---- QUOTED PASSAGE

8-K 1 a08-3863_18k.htm 8-K

 

United States
Securities and Exchange Commission

Washington, D.C. 20549

 


 

FORM 8-K

 


 

Current Report
Pursuant to Section 13 or 15(d) of the
Securities Exchange Act of 1934

 

 

January 23, 2008

 

000-31267

Date of Report (Date of earliest event reported)

 

Commission File Number

 

 

IWT TESORO CORPORATION
(Exact name of registrant as specified in its charter)

 

 

Nevada

 

91-2048019

(State or other jurisdiction of incorporation or organization)

 

(I.R.S. Employer Identification Number)

 

 

191 Post Road West, Suite 10, Westport, CT  06880

(Address of Principal Executive Offices) (Zip Code)

 

(203) 271-2770

(Registrant’s telephone number, including area code)

--------

CHALLENGE 1 — Filter the listing down to the lines that contain the string "RaceOther", matching case exactly.

---- SOURCE RECORDS

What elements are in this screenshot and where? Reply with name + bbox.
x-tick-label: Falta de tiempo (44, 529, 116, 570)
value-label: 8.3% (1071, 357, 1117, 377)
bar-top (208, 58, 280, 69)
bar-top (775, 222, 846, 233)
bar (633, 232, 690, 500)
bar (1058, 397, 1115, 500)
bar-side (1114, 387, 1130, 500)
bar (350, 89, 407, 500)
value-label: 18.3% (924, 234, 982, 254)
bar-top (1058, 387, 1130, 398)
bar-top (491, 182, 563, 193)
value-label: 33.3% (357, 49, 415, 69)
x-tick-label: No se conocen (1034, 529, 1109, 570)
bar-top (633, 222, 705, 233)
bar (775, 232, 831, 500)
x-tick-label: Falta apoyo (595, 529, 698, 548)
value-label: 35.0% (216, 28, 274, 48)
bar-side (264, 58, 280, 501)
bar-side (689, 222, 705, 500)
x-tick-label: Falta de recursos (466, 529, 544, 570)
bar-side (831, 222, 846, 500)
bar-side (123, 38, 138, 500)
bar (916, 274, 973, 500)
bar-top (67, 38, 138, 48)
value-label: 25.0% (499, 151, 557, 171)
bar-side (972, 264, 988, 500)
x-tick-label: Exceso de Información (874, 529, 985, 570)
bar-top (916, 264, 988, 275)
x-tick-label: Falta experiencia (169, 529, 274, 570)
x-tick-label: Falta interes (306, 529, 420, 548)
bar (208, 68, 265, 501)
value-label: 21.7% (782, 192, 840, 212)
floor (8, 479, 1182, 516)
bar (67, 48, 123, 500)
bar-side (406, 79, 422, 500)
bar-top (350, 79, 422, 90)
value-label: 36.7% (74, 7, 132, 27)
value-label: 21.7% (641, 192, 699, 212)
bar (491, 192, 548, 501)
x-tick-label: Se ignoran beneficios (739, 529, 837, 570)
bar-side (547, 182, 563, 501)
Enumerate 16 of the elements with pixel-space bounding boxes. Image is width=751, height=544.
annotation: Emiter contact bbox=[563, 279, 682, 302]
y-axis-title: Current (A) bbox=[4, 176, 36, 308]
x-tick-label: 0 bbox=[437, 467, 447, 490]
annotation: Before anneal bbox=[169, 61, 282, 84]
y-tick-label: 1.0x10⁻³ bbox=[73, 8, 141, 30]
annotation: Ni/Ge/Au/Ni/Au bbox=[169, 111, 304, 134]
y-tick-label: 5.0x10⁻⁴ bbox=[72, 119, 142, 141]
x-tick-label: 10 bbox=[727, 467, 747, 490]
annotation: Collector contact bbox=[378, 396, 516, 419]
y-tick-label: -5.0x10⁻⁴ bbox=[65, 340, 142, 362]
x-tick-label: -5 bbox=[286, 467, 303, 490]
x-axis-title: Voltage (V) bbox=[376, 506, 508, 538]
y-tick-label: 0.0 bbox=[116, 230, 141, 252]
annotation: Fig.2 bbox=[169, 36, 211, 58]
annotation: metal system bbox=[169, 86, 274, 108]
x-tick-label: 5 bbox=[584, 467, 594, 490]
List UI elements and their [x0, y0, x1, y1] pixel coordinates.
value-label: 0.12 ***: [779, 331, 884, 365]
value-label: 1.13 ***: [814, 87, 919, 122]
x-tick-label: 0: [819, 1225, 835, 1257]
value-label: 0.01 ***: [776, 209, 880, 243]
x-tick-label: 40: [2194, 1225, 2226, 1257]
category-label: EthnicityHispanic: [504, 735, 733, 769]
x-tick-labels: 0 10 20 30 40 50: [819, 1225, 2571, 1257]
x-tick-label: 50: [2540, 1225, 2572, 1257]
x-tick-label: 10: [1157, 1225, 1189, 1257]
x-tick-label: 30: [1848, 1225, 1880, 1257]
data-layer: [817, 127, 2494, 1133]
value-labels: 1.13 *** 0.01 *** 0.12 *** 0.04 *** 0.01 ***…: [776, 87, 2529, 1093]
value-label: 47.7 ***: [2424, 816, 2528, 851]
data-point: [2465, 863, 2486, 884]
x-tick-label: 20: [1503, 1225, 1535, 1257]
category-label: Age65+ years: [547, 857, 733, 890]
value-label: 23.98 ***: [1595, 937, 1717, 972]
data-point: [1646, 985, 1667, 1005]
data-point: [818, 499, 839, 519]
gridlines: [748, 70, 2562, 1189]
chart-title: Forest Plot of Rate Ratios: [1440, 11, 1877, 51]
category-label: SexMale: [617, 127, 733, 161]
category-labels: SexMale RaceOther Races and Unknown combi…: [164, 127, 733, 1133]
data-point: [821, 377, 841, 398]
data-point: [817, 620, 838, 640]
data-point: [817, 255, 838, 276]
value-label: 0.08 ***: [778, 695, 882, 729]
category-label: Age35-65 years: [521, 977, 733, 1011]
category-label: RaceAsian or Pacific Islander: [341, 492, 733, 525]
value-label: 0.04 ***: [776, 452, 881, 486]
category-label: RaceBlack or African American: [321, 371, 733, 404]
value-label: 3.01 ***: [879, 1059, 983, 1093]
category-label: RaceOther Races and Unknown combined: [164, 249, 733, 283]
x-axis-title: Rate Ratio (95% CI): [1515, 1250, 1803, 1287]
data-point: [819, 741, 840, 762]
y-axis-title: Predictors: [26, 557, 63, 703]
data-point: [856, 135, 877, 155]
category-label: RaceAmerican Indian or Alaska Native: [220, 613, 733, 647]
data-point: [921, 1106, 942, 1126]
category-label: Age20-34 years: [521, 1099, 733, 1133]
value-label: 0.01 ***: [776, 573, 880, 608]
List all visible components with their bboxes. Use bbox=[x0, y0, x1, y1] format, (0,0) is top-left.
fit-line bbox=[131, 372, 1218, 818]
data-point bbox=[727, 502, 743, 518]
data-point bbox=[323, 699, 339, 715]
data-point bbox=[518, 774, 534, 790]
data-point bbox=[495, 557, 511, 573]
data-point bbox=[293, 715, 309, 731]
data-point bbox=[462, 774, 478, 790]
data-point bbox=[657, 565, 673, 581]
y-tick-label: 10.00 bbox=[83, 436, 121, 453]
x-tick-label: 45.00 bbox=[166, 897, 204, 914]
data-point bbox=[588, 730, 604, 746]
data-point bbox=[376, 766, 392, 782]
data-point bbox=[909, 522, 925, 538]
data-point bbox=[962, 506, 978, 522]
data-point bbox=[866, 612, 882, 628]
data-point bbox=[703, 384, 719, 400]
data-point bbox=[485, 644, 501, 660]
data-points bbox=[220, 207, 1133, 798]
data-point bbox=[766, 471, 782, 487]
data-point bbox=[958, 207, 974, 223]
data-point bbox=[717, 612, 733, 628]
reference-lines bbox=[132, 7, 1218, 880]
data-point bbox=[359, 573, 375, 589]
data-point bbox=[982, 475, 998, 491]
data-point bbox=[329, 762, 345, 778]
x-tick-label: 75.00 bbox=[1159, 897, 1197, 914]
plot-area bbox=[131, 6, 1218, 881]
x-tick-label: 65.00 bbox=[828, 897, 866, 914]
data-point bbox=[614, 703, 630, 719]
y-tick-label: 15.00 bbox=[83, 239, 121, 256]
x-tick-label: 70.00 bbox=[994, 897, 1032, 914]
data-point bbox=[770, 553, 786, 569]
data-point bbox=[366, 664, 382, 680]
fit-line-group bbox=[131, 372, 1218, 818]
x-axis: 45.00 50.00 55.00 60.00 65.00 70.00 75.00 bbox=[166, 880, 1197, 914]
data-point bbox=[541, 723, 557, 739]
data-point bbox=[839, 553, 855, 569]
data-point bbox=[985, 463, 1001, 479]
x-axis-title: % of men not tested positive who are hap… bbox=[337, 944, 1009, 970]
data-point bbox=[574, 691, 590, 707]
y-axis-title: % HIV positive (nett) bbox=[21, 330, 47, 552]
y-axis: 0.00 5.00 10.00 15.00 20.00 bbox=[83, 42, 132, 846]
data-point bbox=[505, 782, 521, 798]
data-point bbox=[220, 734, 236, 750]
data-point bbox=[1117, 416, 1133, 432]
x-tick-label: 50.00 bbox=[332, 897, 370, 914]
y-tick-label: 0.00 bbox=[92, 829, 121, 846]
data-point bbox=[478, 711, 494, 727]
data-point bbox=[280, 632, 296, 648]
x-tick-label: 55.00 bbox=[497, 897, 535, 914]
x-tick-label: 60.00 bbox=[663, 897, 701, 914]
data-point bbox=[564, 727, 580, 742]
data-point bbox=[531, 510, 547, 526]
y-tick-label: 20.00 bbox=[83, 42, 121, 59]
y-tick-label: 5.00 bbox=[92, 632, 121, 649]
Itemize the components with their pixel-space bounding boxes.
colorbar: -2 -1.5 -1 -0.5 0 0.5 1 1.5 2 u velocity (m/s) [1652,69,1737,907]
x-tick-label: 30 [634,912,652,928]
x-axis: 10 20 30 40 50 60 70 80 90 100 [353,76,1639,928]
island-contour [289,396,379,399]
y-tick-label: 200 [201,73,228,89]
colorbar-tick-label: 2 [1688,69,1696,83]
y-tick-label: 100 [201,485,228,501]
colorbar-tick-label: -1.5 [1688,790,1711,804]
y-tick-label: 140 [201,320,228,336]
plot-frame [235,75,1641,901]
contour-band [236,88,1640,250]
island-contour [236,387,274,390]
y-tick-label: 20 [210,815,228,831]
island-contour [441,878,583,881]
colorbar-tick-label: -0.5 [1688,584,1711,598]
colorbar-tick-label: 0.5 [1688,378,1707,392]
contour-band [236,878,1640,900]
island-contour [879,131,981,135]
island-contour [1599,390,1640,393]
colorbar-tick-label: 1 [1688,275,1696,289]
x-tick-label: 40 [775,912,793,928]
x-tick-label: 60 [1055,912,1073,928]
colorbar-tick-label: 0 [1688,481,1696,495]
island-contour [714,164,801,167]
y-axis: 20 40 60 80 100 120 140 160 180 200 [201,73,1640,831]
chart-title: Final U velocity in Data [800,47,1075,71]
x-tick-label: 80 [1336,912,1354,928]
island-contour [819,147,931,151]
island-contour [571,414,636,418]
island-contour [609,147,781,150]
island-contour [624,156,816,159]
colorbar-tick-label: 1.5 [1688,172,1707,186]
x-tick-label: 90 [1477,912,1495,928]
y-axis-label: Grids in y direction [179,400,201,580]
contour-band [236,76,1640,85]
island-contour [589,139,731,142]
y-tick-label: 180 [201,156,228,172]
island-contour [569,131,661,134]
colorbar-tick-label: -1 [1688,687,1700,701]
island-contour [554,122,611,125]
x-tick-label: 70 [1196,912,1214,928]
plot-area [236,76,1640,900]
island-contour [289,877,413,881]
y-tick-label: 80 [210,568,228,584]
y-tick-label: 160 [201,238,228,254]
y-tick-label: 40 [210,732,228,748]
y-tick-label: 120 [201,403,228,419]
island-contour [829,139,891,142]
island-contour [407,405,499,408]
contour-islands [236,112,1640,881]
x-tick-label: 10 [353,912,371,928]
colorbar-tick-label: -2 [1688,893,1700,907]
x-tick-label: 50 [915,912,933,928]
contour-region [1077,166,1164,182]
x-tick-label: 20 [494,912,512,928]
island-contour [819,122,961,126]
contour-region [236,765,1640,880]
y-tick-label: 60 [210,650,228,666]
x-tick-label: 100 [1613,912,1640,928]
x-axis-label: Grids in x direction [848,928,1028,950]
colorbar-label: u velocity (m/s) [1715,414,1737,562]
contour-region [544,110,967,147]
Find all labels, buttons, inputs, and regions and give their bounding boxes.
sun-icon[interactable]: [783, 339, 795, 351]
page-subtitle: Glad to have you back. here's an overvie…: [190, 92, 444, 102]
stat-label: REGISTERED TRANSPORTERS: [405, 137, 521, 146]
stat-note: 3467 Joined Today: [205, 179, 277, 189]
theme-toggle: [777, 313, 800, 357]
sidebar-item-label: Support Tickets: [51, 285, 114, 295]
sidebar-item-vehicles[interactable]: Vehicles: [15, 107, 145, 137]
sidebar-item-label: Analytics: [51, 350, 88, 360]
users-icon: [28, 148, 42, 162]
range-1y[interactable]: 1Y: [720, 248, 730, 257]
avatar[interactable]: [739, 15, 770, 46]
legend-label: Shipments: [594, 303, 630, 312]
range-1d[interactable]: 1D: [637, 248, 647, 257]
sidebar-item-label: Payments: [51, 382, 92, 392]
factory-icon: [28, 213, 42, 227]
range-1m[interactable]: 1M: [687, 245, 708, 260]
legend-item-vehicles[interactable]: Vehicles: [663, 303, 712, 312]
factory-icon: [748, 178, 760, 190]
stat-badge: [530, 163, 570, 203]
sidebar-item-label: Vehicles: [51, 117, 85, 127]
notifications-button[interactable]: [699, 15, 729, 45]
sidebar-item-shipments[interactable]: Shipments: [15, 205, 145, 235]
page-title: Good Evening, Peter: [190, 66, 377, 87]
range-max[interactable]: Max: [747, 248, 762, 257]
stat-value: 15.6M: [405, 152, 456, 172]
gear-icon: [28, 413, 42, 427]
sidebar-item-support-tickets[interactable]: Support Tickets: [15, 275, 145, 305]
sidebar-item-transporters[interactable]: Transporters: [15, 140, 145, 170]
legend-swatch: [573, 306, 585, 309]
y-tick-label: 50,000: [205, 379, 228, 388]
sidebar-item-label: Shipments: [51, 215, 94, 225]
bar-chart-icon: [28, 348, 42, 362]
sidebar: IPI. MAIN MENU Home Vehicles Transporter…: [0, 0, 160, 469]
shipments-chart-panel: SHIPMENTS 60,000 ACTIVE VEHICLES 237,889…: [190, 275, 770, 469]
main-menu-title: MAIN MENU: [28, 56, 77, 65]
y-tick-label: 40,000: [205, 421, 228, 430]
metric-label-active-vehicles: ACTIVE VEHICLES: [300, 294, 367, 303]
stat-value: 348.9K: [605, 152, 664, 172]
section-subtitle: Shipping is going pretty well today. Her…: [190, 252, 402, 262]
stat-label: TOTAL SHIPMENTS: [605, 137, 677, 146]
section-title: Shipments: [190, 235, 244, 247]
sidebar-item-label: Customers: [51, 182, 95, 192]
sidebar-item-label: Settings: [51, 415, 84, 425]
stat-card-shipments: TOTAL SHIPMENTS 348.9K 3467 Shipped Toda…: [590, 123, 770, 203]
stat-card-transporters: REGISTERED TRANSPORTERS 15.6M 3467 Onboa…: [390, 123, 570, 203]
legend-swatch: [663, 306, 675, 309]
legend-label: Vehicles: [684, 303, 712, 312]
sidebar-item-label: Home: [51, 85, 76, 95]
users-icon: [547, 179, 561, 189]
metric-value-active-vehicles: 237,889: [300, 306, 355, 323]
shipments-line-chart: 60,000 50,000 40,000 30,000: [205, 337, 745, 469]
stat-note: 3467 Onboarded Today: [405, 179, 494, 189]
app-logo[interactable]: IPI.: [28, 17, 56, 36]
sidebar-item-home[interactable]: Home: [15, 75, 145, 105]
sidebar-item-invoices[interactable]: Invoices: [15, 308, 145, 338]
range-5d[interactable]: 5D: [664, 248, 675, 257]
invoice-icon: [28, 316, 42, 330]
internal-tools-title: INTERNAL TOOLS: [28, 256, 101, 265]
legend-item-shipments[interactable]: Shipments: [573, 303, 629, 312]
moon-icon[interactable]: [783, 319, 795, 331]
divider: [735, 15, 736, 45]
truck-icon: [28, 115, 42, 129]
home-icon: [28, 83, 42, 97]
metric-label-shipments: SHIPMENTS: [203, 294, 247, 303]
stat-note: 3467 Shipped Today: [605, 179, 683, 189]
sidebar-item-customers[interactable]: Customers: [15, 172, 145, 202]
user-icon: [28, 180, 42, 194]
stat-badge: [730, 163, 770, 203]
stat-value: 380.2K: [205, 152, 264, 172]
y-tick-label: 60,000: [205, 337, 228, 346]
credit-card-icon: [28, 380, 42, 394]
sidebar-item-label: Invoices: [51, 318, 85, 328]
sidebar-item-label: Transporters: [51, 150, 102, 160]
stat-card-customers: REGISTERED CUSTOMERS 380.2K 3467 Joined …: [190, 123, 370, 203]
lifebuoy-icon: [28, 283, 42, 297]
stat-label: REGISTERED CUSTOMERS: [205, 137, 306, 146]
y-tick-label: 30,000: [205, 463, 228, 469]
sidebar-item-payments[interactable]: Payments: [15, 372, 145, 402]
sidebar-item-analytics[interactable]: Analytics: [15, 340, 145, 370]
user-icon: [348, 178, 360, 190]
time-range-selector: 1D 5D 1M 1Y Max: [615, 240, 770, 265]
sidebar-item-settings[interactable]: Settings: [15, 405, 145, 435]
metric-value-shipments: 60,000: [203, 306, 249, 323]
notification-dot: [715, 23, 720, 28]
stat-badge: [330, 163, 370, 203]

--------

CHALLENGE 2 — Can you reproduce the 8-K cover page from "(State or other" up to and including "Offices) (Zip Code)", editing it so that "Westport" is replaced with "Stamford"?

RIGHT ANSWER 1 —
category-labels: SexMale RaceOther Races and Unknown combi…: [164, 127, 733, 1133]
category-label: RaceOther Races and Unknown combined: [164, 249, 733, 283]

RIGHT ANSWER 2 —
(State or other jurisdiction of incorporation or organization)

 

(I.R.S. Employer Identification Number)

 

 

191 Post Road West, Suite 10, Stamford, CT  06880

(Address of Principal Executive Offices) (Zip Code)